* Cosa si chiede:
• 1. Rispondi a queste domande sul brano dedicato alla morte di san Francesco.
(a) Chi riporta la testimonianza e in quale opera?
(b) Che cosa stava facendo il frate quando gli apparve il padre glorioso?
(c) Quale veste indossava il padre glorioso?
• 2. Prosegui il brano sulla morte di san Francesco dopo la sua ultima frase.

* Brano da leggere:
Nelle Fonti Francescane leggiamo questa significativa testimonianza riportata dal beato Tommaso da Celano nella Vita seconda di San Francesco d’Assisi sulla morte di san Francesco rivelata ad alcuni santi frati e sull’entrata del Serafico Padre nel Regno dei cieli: «In quella notte [della morte di san Francesco d’Assisi] e alla stessa ora, il padre glorioso apparve ad un altro frate di vita lodevole, mentre era intento a pregare. Era vestito di una dalmatica di porpora, e lo seguiva una folla innumerevole di persone. Alcuni si staccarono dal gruppo per chiedere al frate: “Costui non è forse Cristo, o fratello?”. “Sì, è lui”, rispondeva. Ed altri di nuovo lo interrogavano: “Non è questi san Francesco?”. E il frate allo stesso modo rispondeva affermativamente. In realtà sembrava a lui e a tutta quella folla che Cristo e Francesco fossero una sola persona.

* Dati forniti:
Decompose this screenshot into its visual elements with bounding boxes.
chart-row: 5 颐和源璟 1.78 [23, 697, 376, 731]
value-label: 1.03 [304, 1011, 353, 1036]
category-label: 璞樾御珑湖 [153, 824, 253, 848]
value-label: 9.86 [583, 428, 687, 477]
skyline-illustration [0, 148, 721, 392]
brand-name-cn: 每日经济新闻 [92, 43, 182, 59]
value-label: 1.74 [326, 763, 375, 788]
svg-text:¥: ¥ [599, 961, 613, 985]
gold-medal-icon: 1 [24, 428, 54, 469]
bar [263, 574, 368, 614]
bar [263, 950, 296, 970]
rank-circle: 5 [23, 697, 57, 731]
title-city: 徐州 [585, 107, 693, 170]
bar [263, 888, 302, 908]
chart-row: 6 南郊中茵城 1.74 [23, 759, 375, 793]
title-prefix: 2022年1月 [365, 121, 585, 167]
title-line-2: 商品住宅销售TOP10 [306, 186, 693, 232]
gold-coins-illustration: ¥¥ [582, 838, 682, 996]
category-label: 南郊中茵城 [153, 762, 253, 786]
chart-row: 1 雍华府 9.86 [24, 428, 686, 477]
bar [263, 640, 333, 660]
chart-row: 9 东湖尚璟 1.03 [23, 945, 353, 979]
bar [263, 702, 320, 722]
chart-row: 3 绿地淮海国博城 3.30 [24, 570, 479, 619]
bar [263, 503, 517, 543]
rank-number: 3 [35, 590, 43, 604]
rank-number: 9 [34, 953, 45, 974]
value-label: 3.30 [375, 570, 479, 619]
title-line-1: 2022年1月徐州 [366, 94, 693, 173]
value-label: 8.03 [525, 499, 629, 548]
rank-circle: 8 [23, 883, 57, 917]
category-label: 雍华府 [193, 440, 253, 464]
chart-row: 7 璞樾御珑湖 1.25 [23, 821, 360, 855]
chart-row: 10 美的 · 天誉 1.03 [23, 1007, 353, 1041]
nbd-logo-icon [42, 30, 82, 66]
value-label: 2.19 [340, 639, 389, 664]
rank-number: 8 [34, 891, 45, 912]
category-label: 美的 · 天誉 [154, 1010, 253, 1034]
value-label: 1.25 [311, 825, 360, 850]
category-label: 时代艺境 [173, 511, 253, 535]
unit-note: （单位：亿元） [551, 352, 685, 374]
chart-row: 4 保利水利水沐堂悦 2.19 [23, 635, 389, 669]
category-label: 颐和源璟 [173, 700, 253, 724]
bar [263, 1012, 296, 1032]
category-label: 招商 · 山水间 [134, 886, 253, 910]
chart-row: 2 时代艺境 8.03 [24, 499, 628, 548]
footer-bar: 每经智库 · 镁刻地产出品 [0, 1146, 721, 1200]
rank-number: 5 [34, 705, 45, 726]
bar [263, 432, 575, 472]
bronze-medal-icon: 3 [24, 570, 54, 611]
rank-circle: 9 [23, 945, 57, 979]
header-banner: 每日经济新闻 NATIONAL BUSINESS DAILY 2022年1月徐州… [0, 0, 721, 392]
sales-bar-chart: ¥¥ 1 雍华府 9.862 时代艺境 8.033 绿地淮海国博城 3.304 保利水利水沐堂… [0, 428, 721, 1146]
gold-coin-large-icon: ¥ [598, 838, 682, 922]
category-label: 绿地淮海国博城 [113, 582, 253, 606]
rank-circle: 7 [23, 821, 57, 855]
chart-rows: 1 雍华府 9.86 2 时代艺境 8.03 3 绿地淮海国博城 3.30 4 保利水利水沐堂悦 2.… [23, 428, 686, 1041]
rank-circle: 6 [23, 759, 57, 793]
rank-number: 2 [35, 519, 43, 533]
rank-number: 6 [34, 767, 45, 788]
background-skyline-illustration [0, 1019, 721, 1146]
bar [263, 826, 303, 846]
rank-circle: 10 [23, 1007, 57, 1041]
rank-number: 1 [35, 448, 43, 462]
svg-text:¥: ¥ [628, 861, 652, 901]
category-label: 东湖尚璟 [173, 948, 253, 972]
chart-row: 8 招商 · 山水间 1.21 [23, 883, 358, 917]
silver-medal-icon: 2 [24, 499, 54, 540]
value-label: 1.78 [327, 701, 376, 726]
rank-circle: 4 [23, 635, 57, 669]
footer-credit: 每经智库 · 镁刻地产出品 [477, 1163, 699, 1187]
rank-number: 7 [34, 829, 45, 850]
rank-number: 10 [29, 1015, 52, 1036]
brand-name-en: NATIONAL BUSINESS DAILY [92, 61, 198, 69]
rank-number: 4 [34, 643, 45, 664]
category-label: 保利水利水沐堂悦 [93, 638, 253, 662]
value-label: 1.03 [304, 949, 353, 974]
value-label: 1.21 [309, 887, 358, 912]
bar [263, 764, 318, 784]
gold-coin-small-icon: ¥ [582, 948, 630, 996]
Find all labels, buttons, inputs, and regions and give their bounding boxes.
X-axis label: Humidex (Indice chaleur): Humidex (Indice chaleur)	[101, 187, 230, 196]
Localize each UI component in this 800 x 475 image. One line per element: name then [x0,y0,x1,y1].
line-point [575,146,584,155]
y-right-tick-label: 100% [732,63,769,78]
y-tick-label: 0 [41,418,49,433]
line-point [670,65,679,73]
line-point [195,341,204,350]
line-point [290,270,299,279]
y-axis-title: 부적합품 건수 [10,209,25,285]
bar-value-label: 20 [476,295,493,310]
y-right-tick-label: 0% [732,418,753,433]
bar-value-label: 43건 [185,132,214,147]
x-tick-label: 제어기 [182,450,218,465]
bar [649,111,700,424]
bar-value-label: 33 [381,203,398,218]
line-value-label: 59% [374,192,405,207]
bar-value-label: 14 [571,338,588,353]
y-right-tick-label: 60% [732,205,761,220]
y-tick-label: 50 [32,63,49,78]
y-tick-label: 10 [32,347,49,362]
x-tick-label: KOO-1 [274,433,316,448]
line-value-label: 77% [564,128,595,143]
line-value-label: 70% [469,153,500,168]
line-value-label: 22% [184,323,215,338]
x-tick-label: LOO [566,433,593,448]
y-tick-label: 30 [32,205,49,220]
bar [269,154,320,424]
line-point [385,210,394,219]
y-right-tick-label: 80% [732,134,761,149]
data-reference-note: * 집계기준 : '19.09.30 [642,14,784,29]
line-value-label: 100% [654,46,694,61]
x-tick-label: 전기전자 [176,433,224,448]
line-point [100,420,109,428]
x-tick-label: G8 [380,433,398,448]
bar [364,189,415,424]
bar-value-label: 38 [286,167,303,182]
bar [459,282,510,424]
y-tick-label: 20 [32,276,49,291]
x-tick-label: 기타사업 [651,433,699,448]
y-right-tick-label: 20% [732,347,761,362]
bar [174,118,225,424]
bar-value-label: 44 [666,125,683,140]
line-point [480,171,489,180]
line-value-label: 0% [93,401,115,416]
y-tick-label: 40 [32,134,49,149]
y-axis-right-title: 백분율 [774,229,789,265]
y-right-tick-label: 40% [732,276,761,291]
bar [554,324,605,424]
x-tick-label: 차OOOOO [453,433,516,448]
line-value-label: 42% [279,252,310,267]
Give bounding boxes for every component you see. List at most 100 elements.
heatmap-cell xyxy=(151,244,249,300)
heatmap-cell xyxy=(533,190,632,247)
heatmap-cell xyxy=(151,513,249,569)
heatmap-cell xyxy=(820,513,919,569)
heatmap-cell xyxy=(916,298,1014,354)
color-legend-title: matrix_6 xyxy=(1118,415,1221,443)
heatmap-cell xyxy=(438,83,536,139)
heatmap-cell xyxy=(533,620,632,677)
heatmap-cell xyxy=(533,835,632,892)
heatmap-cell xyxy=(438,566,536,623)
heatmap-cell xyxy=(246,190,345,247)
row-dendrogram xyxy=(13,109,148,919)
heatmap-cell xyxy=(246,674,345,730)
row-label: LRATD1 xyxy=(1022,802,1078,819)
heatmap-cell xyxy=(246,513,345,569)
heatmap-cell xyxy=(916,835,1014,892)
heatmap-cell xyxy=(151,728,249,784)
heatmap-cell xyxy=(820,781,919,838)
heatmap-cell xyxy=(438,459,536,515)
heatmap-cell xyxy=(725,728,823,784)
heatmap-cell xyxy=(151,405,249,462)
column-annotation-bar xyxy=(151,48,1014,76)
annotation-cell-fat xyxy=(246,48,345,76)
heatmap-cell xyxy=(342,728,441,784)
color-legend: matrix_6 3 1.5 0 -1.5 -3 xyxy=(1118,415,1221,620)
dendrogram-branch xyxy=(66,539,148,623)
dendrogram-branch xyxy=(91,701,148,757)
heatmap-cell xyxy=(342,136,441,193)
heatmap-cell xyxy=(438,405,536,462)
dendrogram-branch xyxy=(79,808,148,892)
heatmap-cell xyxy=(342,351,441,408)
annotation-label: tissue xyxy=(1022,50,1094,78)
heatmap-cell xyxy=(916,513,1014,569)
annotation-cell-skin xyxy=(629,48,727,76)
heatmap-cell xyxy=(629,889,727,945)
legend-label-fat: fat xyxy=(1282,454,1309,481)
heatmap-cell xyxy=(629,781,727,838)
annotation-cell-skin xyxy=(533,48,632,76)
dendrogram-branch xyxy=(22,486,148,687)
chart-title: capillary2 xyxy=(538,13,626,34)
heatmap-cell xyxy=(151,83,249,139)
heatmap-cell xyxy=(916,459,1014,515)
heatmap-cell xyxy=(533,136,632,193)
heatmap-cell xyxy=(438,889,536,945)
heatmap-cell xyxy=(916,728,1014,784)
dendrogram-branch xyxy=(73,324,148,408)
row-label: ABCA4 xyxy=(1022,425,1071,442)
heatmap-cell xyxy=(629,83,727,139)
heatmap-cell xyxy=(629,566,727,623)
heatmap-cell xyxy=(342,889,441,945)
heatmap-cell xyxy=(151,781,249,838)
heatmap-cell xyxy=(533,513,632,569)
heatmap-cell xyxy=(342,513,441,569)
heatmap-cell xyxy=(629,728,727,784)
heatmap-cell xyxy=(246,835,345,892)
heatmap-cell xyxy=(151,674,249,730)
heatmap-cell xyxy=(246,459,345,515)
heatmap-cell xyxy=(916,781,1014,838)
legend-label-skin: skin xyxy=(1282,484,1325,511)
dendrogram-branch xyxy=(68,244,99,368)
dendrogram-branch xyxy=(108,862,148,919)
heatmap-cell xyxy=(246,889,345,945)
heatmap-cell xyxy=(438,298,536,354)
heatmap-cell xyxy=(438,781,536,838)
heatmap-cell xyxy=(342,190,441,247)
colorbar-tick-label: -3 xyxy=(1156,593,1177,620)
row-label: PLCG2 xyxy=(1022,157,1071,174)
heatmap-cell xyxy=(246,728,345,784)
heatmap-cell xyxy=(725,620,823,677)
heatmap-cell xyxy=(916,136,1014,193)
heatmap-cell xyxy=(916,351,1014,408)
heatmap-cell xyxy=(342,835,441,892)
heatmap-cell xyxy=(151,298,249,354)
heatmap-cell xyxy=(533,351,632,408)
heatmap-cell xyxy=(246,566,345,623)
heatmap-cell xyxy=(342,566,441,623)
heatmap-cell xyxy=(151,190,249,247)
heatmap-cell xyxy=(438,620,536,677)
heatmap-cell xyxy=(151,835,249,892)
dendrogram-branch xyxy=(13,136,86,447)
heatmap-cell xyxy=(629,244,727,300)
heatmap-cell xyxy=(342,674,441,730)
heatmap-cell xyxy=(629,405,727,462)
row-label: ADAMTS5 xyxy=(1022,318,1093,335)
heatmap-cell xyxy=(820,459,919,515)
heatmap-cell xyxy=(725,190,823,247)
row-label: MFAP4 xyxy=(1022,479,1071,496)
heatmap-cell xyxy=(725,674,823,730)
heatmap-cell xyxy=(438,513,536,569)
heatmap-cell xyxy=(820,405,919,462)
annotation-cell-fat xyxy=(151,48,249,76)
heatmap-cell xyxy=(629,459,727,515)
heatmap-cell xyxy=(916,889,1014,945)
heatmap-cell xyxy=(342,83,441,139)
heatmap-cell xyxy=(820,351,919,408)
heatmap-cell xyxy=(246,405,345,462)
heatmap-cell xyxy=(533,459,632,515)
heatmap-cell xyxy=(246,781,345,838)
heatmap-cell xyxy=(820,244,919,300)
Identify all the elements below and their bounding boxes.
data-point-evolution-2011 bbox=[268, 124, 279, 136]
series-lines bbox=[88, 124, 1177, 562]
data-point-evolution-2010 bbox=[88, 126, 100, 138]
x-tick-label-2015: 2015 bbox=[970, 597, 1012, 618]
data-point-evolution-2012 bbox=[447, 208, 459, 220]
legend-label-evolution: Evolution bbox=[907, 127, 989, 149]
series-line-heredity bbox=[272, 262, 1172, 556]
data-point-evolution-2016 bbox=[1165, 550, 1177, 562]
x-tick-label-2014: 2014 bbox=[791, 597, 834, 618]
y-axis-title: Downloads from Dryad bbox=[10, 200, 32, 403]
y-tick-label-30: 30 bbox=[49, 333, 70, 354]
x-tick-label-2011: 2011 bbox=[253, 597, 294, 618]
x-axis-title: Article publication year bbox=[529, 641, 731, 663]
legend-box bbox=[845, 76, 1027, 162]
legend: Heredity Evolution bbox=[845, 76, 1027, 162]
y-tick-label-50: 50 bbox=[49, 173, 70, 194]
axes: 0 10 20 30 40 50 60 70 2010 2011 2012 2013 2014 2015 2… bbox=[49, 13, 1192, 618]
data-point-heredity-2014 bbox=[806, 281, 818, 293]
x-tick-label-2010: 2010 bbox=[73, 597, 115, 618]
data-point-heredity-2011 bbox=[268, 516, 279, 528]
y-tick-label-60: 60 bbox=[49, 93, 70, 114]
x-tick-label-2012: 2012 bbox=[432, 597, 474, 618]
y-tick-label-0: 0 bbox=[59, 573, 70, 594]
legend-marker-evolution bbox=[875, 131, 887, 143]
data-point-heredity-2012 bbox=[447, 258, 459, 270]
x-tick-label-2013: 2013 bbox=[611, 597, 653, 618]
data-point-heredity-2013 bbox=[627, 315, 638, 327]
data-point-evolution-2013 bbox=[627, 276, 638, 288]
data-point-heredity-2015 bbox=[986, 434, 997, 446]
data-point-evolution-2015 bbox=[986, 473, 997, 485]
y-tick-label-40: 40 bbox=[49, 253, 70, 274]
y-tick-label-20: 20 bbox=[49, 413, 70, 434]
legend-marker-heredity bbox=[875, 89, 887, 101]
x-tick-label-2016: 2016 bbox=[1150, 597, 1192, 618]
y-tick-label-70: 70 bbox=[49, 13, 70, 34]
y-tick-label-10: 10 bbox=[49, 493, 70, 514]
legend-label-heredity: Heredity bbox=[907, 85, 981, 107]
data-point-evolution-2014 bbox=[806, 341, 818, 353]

* Risposte per consegna:
• 1.
(a) Il beato Tommaso da Celano, nella Vita seconda di San Francesco d'Assisi.
(b) Era intento a pregare.
(c) Una dalmatica di porpora.

• 2.
Questa affermazione non può essere giudicata temeraria da chi sa intendere bene, perché “chi aderisce a Dio diventa un solo spirito” con Lui (1Cor 6,17) e lo stesso Dio “sarà tutto in tutti” (cf 1Cor 12,6)» (FF 814).
Espressivo questo breve episodio che scolpisce l’immagine di Gesù in san Francesco d’Assisi a tal grado di perfezione da non distinguersi più l’uno dall’altro. Per questo, difatti, e con non minore valore di autorità, la liturgia definisce san Francesco d’Assisi «fedelissima immagine di Cristo Crocifisso» (dal Prefazio della Santa Messa).
Questo episodio riguardante san Francesco d’Assisi nella sua straordinaria conformità e somiglianza anche fisica, si può ben dire, con Cristo «povero e crocifisso» (FF 692) serve bene per immettere subito padre Pio da Pietrelcina sulla pista agiografica a lui più congeniale, sia perché egli è un francescano, figlio del Poverello d’Assisi, sia perché anch’egli è uno stigmatizzato, ben somigliante al suo Serafico Padre.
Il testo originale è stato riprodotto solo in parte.